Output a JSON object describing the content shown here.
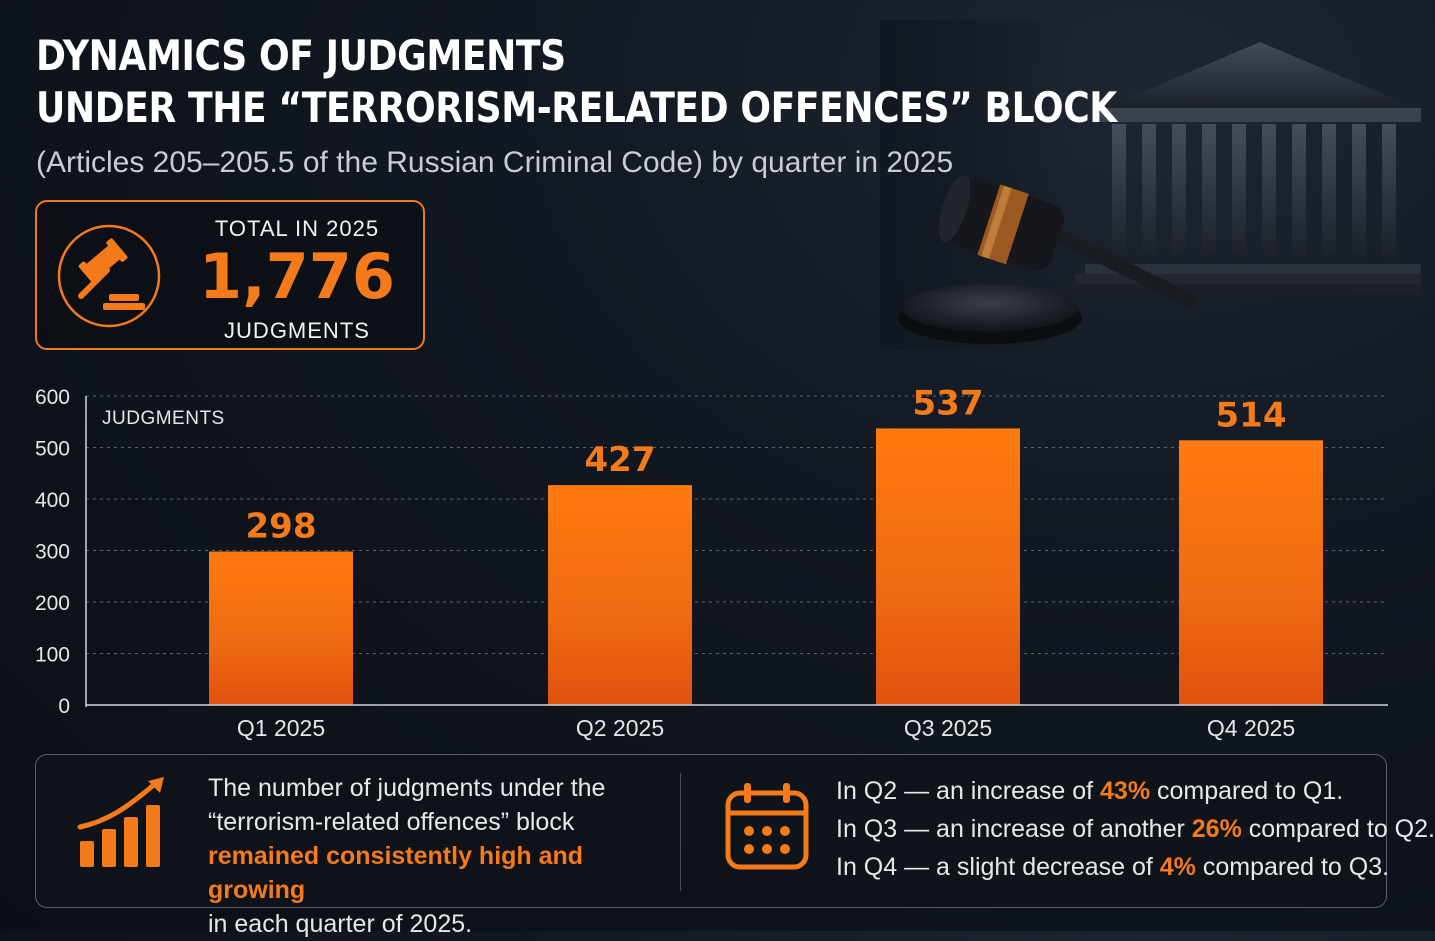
{
  "header": {
    "title_line1": "DYNAMICS OF JUDGMENTS",
    "title_line2": "UNDER THE “TERRORISM-RELATED OFFENCES” BLOCK",
    "subtitle": "(Articles 205–205.5 of the Russian Criminal Code) by quarter in 2025"
  },
  "total": {
    "label": "TOTAL IN 2025",
    "value": "1,776",
    "unit": "JUDGMENTS",
    "icon": "gavel-icon"
  },
  "chart_data": {
    "type": "bar",
    "categories": [
      "Q1 2025",
      "Q2 2025",
      "Q3 2025",
      "Q4 2025"
    ],
    "values": [
      298,
      427,
      537,
      514
    ],
    "value_labels": [
      "298",
      "427",
      "537",
      "514"
    ],
    "ylabel": "JUDGMENTS",
    "xlabel": "",
    "ylim": [
      0,
      600
    ],
    "yticks": [
      "0",
      "100",
      "200",
      "300",
      "400",
      "500",
      "600"
    ],
    "grid": true,
    "bar_color": "#f47a1a"
  },
  "summary": {
    "icon": "growth-chart-icon",
    "text_before": "The number of judgments under the “terrorism-related offences” block",
    "highlight": "remained consistently high and growing",
    "text_after": "in each quarter of 2025."
  },
  "changes": {
    "icon": "calendar-icon",
    "items": [
      {
        "prefix": "In Q2 — an increase of ",
        "pct": "43%",
        "suffix": " compared to Q1."
      },
      {
        "prefix": "In Q3 — an increase of another ",
        "pct": "26%",
        "suffix": " compared to Q2."
      },
      {
        "prefix": "In Q4 — a slight decrease of ",
        "pct": "4%",
        "suffix": " compared to Q3."
      }
    ]
  },
  "colors": {
    "accent": "#f47a1a",
    "background": "#0f141b",
    "text": "#f2f2f2"
  }
}
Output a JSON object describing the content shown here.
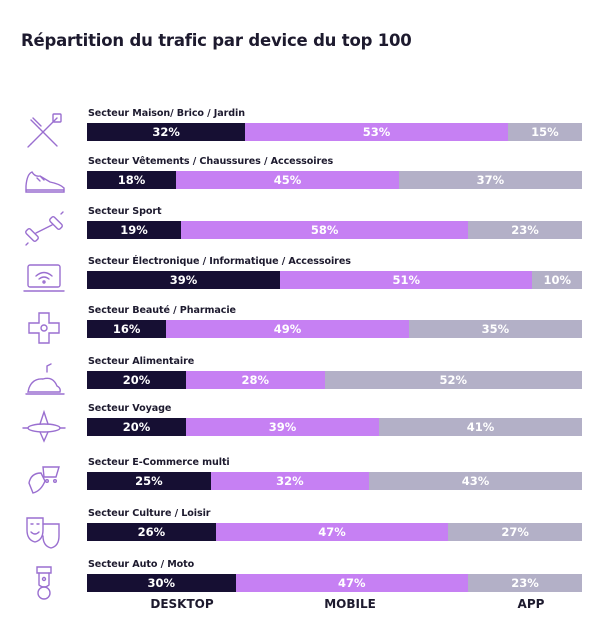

■ ■ ■

» **What you have to do**:
Output each line exactly; omit every picture.

» **The reply**:
Output a JSON object describing the content shown here.
{
  "header": {
    "title_line1": "DYNAMICS OF JUDGMENTS",
    "title_line2": "UNDER THE “TERRORISM-RELATED OFFENCES” BLOCK",
    "subtitle": "(Articles 205–205.5 of the Russian Criminal Code) by quarter in 2025"
  },
  "total": {
    "label": "TOTAL IN 2025",
    "value": "1,776",
    "unit": "JUDGMENTS",
    "icon": "gavel-icon"
  },
  "chart_data": {
    "type": "bar",
    "categories": [
      "Q1 2025",
      "Q2 2025",
      "Q3 2025",
      "Q4 2025"
    ],
    "values": [
      298,
      427,
      537,
      514
    ],
    "value_labels": [
      "298",
      "427",
      "537",
      "514"
    ],
    "ylabel": "JUDGMENTS",
    "xlabel": "",
    "ylim": [
      0,
      600
    ],
    "yticks": [
      "0",
      "100",
      "200",
      "300",
      "400",
      "500",
      "600"
    ],
    "grid": true,
    "bar_color": "#f47a1a"
  },
  "summary": {
    "icon": "growth-chart-icon",
    "text_before": "The number of judgments under the “terrorism-related offences” block",
    "highlight": "remained consistently high and growing",
    "text_after": "in each quarter of 2025."
  },
  "changes": {
    "icon": "calendar-icon",
    "items": [
      {
        "prefix": "In Q2 — an increase of ",
        "pct": "43%",
        "suffix": " compared to Q1."
      },
      {
        "prefix": "In Q3 — an increase of another ",
        "pct": "26%",
        "suffix": " compared to Q2."
      },
      {
        "prefix": "In Q4 — a slight decrease of ",
        "pct": "4%",
        "suffix": " compared to Q3."
      }
    ]
  },
  "colors": {
    "accent": "#f47a1a",
    "background": "#0f141b",
    "text": "#f2f2f2"
  }
}
Output a JSON object describing the content shown here.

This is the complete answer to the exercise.